* _Record extracts_
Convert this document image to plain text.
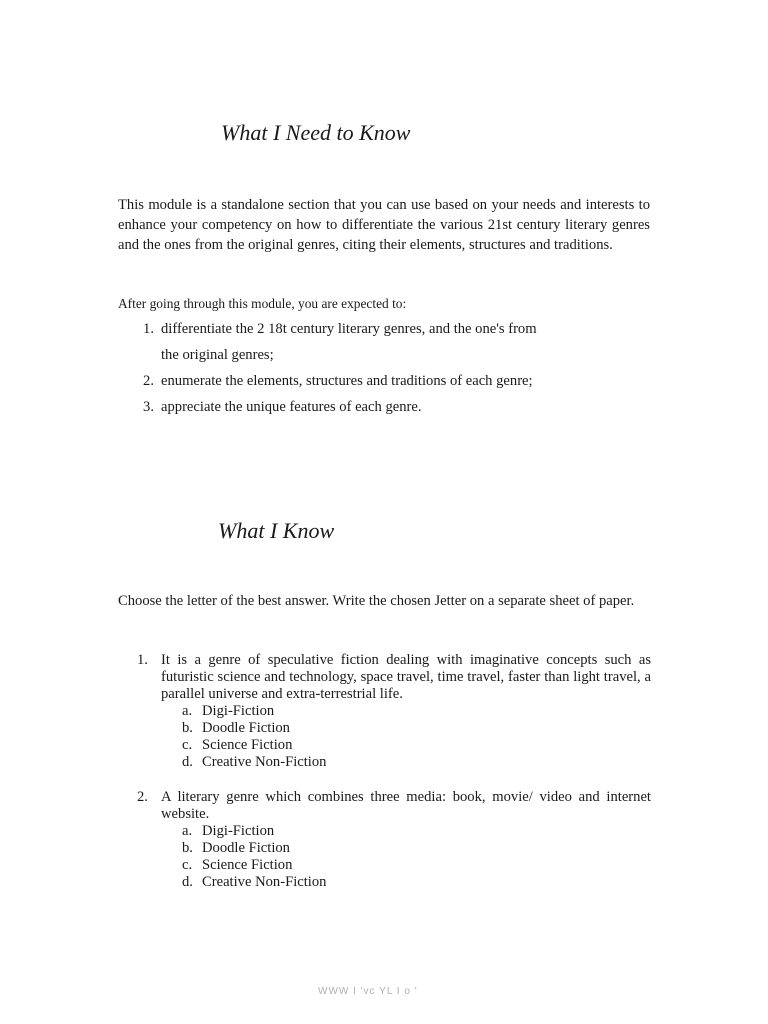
What I Need to Know

This module is a standalone section that you can use based on your needs and interests to enhance your competency on how to differentiate the various 21st century literary genres and the ones from the original genres, citing their elements, structures and traditions.

After going through this module, you are expected to:

1. differentiate the 2 18t century literary genres, and the one's from
the original genres;
2. enumerate the elements, structures and traditions of each genre;
3. appreciate the unique features of each genre.
What I Know

Choose the letter of the best answer. Write the chosen Jetter on a separate sheet of paper.

1. It is a genre of speculative fiction dealing with imaginative concepts such as futuristic science and technology, space travel, time travel, faster than light travel, a parallel universe and extra-terrestrial life.
a. Digi-Fiction
b. Doodle Fiction
c. Science Fiction
d. Creative Non-Fiction
2. A literary genre which combines three media: book, movie/ video and internet website.
a. Digi-Fiction
b. Doodle Fiction
c. Science Fiction
d. Creative Non-Fiction
WWW I 'vc YL I o '
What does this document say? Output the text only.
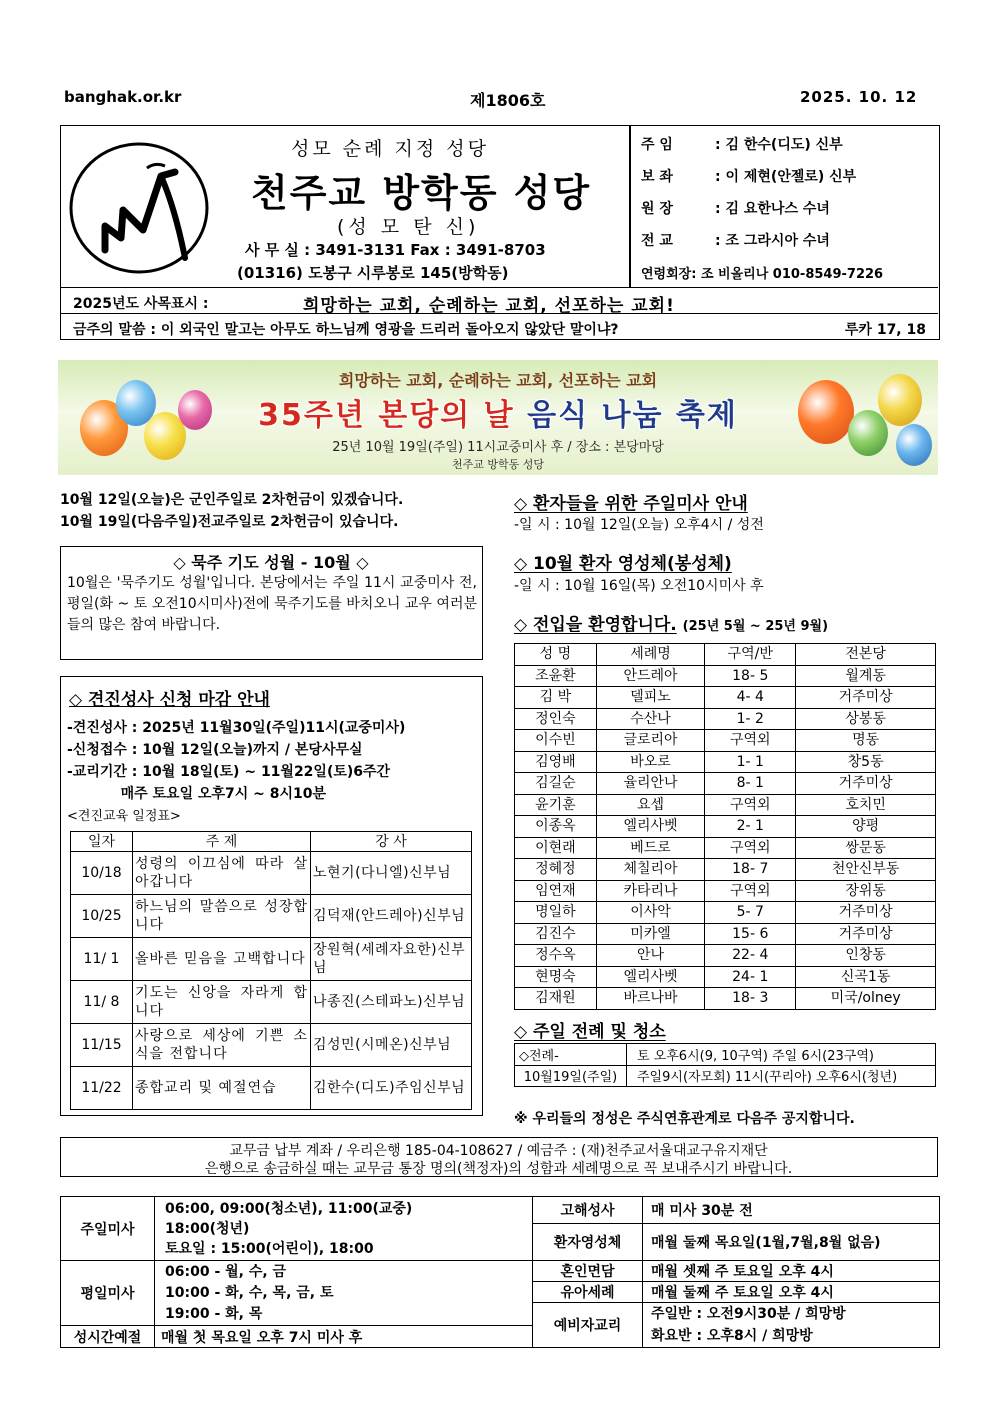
banghak.or.kr	제1806호	2025. 10. 12
성모 순례 지정 성당
천주교 방학동 성당
(성 모 탄 신)
사 무 실 : 3491-3131 Fax : 3491-8703
(01316) 도봉구 시루봉로 145(방학동)
주 임	: 김 한수(디도) 신부
보 좌	: 이 제현(안젤로) 신부
원 장	: 김 요한나스 수녀
전 교	: 조 그라시아 수녀
연령회장: 조 비올리나 010-8549-7226
2025년도 사목표시 :	희망하는 교회, 순례하는 교회, 선포하는 교회!
금주의 말씀 : 이 외국인 말고는 아무도 하느님께 영광을 드리러 돌아오지 않았단 말이냐?	루카 17, 18
희망하는 교회, 순례하는 교회, 선포하는 교회
35주년 본당의 날 음식 나눔 축제
25년 10월 19일(주일) 11시교중미사 후 / 장소 : 본당마당
천주교 방학동 성당
10월 12일(오늘)은 군인주일로 2차헌금이 있겠습니다.
10월 19일(다음주일)전교주일로 2차헌금이 있습니다.
◇ 묵주 기도 성월 - 10월 ◇
10월은 '묵주기도 성월'입니다. 본당에서는 주일 11시 교중미사 전, 평일(화 ~ 토 오전10시미사)전에 묵주기도를 바치오니 교우 여러분들의 많은 참여 바랍니다.
◇ 견진성사 신청 마감 안내
-견진성사 : 2025년 11월30일(주일)11시(교중미사)
-신청접수 : 10월 12일(오늘)까지 / 본당사무실
-교리기간 : 10월 18일(토) ~ 11월22일(토)6주간
매주 토요일 오후7시 ~ 8시10분
<견진교육 일정표>
일자	주 제	강 사
10/18	성령의 이끄심에 따라 살아갑니다	노현기(다니엘)신부님
10/25	하느님의 말씀으로 성장합니다	김덕재(안드레아)신부님
11/ 1	올바른 믿음을 고백합니다	장원혁(세례자요한)신부님
11/ 8	기도는 신앙을 자라게 합니다	나종진(스테파노)신부님
11/15	사랑으로 세상에 기쁜 소식을 전합니다	김성민(시메온)신부님
11/22	종합교리 및 예절연습	김한수(디도)주임신부님
◇ 환자들을 위한 주일미사 안내
-일 시 : 10월 12일(오늘) 오후4시 / 성전
◇ 10월 환자 영성체(봉성체)
-일 시 : 10월 16일(목) 오전10시미사 후
◇ 전입을 환영합니다. (25년 5월 ~ 25년 9월)
성 명	세례명	구역/반	전본당
조윤환	안드레아	18- 5	월계동
김 박	델피노	4- 4	거주미상
정인숙	수산나	1- 2	상봉동
이수빈	글로리아	구역외	명동
김영배	바오로	1- 1	창5동
김길순	율리안나	8- 1	거주미상
윤기훈	요셉	구역외	호치민
이종옥	엘리사벳	2- 1	양평
이현래	베드로	구역외	쌍문동
정혜정	체칠리아	18- 7	천안신부동
임연재	카타리나	구역외	장위동
명일하	이사악	5- 7	거주미상
김진수	미카엘	15- 6	거주미상
정수옥	안나	22- 4	인창동
현명숙	엘리사벳	24- 1	신곡1동
김재원	바르나바	18- 3	미국/olney
◇ 주일 전례 및 청소
◇전례-	토 오후6시(9, 10구역) 주일 6시(23구역)
10월19일(주일)	주일9시(자모회) 11시(꾸리아) 오후6시(청년)
※ 우리들의 정성은 주식연휴관계로 다음주 공지합니다.
교무금 납부 계좌 / 우리은행 185-04-108627 / 예금주 : (재)천주교서울대교구유지재단
은행으로 송금하실 때는 교무금 통장 명의(책정자)의 성함과 세례명으로 꼭 보내주시기 바랍니다.
주일미사	06:00, 09:00(청소년), 11:00(교중)
18:00(청년)
토요일 : 15:00(어린이), 18:00	고해성사	매 미사 30분 전
		환자영성체	매월 둘째 목요일(1월,7월,8월 없음)

평일미사	06:00 - 월, 수, 금
10:00 - 화, 수, 목, 금, 토
19:00 - 화, 목	혼인면담	매월 셋째 주 토요일 오후 4시
		유아세례	매월 둘째 주 토요일 오후 4시
		예비자교리	주일반 : 오전9시30분 / 희망방
화요반 : 오후8시 / 희망방

성시간예절	매월 첫 목요일 오후 7시 미사 후		
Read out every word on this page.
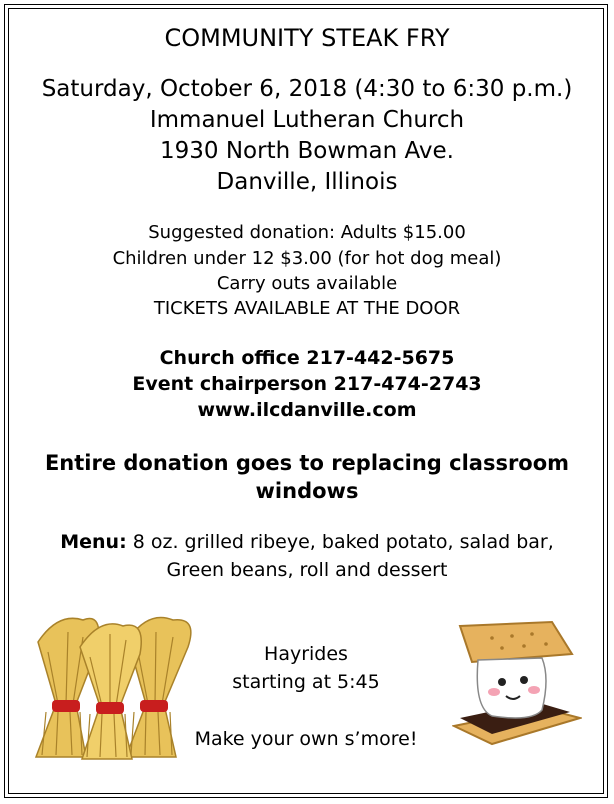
COMMUNITY STEAK FRY
Saturday, October 6, 2018 (4:30 to 6:30 p.m.)
Immanuel Lutheran Church
1930 North Bowman Ave.
Danville, Illinois
Suggested donation: Adults $15.00
Children under 12 $3.00 (for hot dog meal)
Carry outs available
TICKETS AVAILABLE AT THE DOOR
Church office 217-442-5675
Event chairperson 217-474-2743
www.ilcdanville.com
Entire donation goes to replacing classroom
windows
Menu: 8 oz. grilled ribeye, baked potato, salad bar,
Green beans, roll and dessert
Hayrides
starting at 5:45
Make your own s’more!
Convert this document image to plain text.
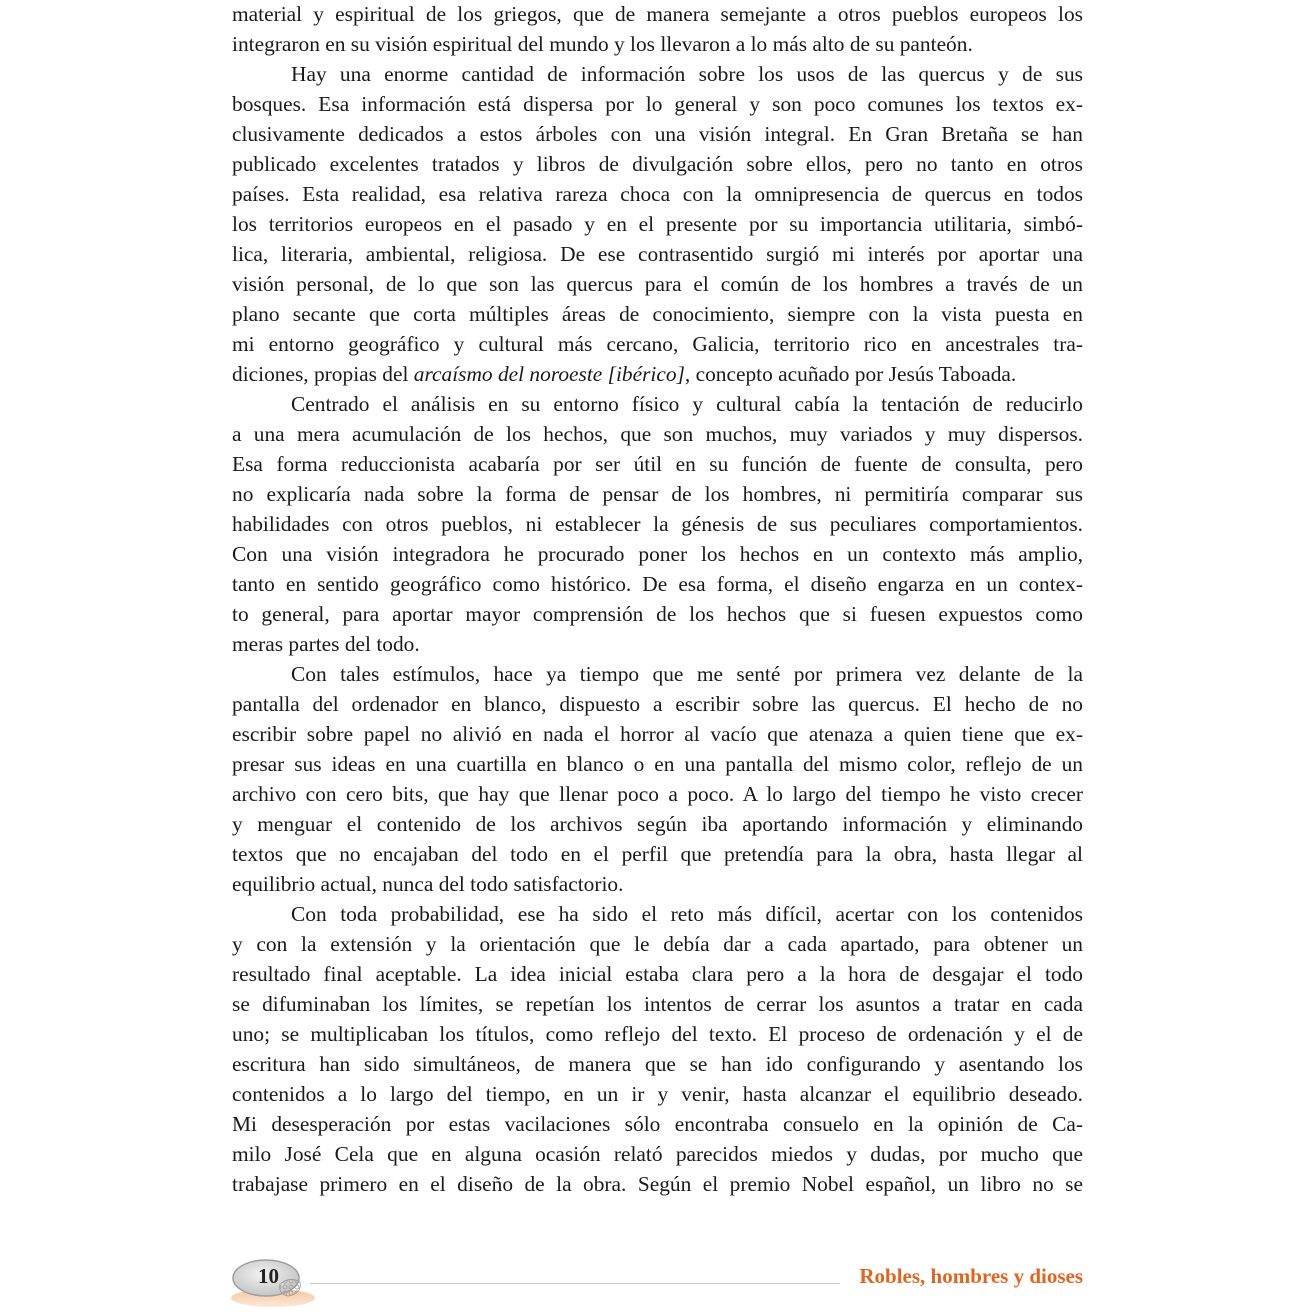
material y espiritual de los griegos, que de manera semejante a otros pueblos europeos los
integraron en su visión espiritual del mundo y los llevaron a lo más alto de su panteón.
Hay una enorme cantidad de información sobre los usos de las quercus y de sus
bosques. Esa información está dispersa por lo general y son poco comunes los textos ex-
clusivamente dedicados a estos árboles con una visión integral. En Gran Bretaña se han
publicado excelentes tratados y libros de divulgación sobre ellos, pero no tanto en otros
países. Esta realidad, esa relativa rareza choca con la omnipresencia de quercus en todos
los territorios europeos en el pasado y en el presente por su importancia utilitaria, simbó-
lica, literaria, ambiental, religiosa. De ese contrasentido surgió mi interés por aportar una
visión personal, de lo que son las quercus para el común de los hombres a través de un
plano secante que corta múltiples áreas de conocimiento, siempre con la vista puesta en
mi entorno geográfico y cultural más cercano, Galicia, territorio rico en ancestrales tra-
diciones, propias del arcaísmo del noroeste [ibérico], concepto acuñado por Jesús Taboada.
Centrado el análisis en su entorno físico y cultural cabía la tentación de reducirlo
a una mera acumulación de los hechos, que son muchos, muy variados y muy dispersos.
Esa forma reduccionista acabaría por ser útil en su función de fuente de consulta, pero
no explicaría nada sobre la forma de pensar de los hombres, ni permitiría comparar sus
habilidades con otros pueblos, ni establecer la génesis de sus peculiares comportamientos.
Con una visión integradora he procurado poner los hechos en un contexto más amplio,
tanto en sentido geográfico como histórico. De esa forma, el diseño engarza en un contex-
to general, para aportar mayor comprensión de los hechos que si fuesen expuestos como
meras partes del todo.
Con tales estímulos, hace ya tiempo que me senté por primera vez delante de la
pantalla del ordenador en blanco, dispuesto a escribir sobre las quercus. El hecho de no
escribir sobre papel no alivió en nada el horror al vacío que atenaza a quien tiene que ex-
presar sus ideas en una cuartilla en blanco o en una pantalla del mismo color, reflejo de un
archivo con cero bits, que hay que llenar poco a poco. A lo largo del tiempo he visto crecer
y menguar el contenido de los archivos según iba aportando información y eliminando
textos que no encajaban del todo en el perfil que pretendía para la obra, hasta llegar al
equilibrio actual, nunca del todo satisfactorio.
Con toda probabilidad, ese ha sido el reto más difícil, acertar con los contenidos
y con la extensión y la orientación que le debía dar a cada apartado, para obtener un
resultado final aceptable. La idea inicial estaba clara pero a la hora de desgajar el todo
se difuminaban los límites, se repetían los intentos de cerrar los asuntos a tratar en cada
uno; se multiplicaban los títulos, como reflejo del texto. El proceso de ordenación y el de
escritura han sido simultáneos, de manera que se han ido configurando y asentando los
contenidos a lo largo del tiempo, en un ir y venir, hasta alcanzar el equilibrio deseado.
Mi desesperación por estas vacilaciones sólo encontraba consuelo en la opinión de Ca-
milo José Cela que en alguna ocasión relató parecidos miedos y dudas, por mucho que
trabajase primero en el diseño de la obra. Según el premio Nobel español, un libro no se
10	Robles, hombres y dioses
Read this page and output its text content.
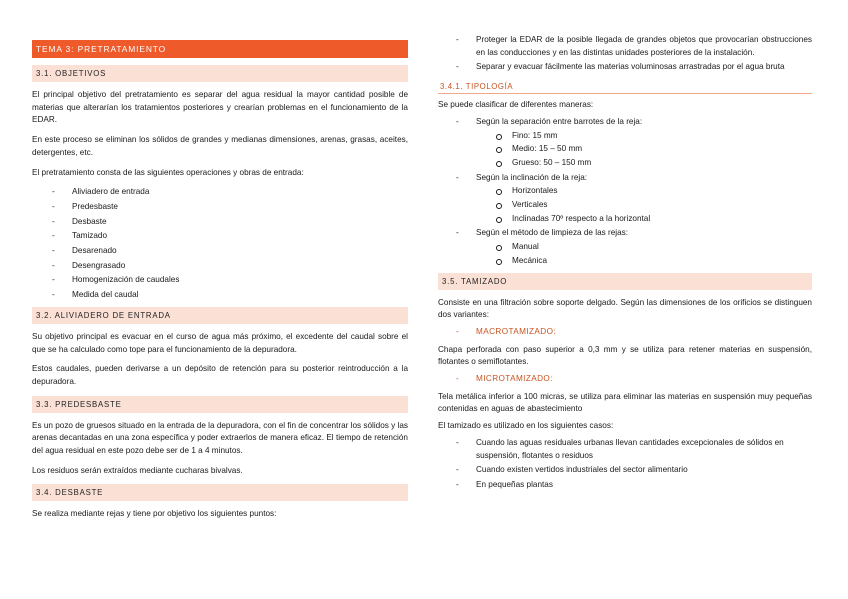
TEMA 3: PRETRATAMIENTO
3.1. OBJETIVOS

El principal objetivo del pretratamiento es separar del agua residual la mayor cantidad posible de materias que alterarían los tratamientos posteriores y crearían problemas en el funcionamiento de la EDAR.

En este proceso se eliminan los sólidos de grandes y medianas dimensiones, arenas, grasas, aceites, detergentes, etc.

El pretratamiento consta de las siguientes operaciones y obras de entrada:

- Aliviadero de entrada
- Predesbaste
- Desbaste
- Tamizado
- Desarenado
- Desengrasado
- Homogenización de caudales
- Medida del caudal
3.2. ALIVIADERO DE ENTRADA

Su objetivo principal es evacuar en el curso de agua más próximo, el excedente del caudal sobre el que se ha calculado como tope para el funcionamiento de la depuradora.

Estos caudales, pueden derivarse a un depósito de retención para su posterior reintroducción a la depuradora.

3.3. PREDESBASTE

Es un pozo de gruesos situado en la entrada de la depuradora, con el fin de concentrar los sólidos y las arenas decantadas en una zona específica y poder extraerlos de manera eficaz. El tiempo de retención del agua residual en este pozo debe ser de 1 a 4 minutos.

Los residuos serán extraídos mediante cucharas bivalvas.

3.4. DESBASTE

Se realiza mediante rejas y tiene por objetivo los siguientes puntos:

- Proteger la EDAR de la posible llegada de grandes objetos que provocarían obstrucciones en las conducciones y en las distintas unidades posteriores de la instalación.
- Separar y evacuar fácilmente las materias voluminosas arrastradas por el agua bruta
3.4.1. TIPOLOGÍA

Se puede clasificar de diferentes maneras:

- Según la separación entre barrotes de la reja:
Fino: 15 mm
Medio: 15 – 50 mm
Grueso: 50 – 150 mm
- Según la inclinación de la reja:
Horizontales
Verticales
Inclinadas 70º respecto a la horizontal
- Según el método de limpieza de las rejas:
Manual
Mecánica
3.5. TAMIZADO

Consiste en una filtración sobre soporte delgado. Según las dimensiones de los orificios se distinguen dos variantes:

- MACROTAMIZADO:

Chapa perforada con paso superior a 0,3 mm y se utiliza para retener materias en suspensión, flotantes o semiflotantes.

- MICROTAMIZADO:

Tela metálica inferior a 100 micras, se utiliza para eliminar las materias en suspensión muy pequeñas contenidas en aguas de abastecimiento

El tamizado es utilizado en los siguientes casos:

- Cuando las aguas residuales urbanas llevan cantidades excepcionales de sólidos en suspensión, flotantes o residuos
- Cuando existen vertidos industriales del sector alimentario
- En pequeñas plantas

* _Short exercise_
How many lines of the data contain the word "page"? Answer with the number alone.

* _Exercise response_
2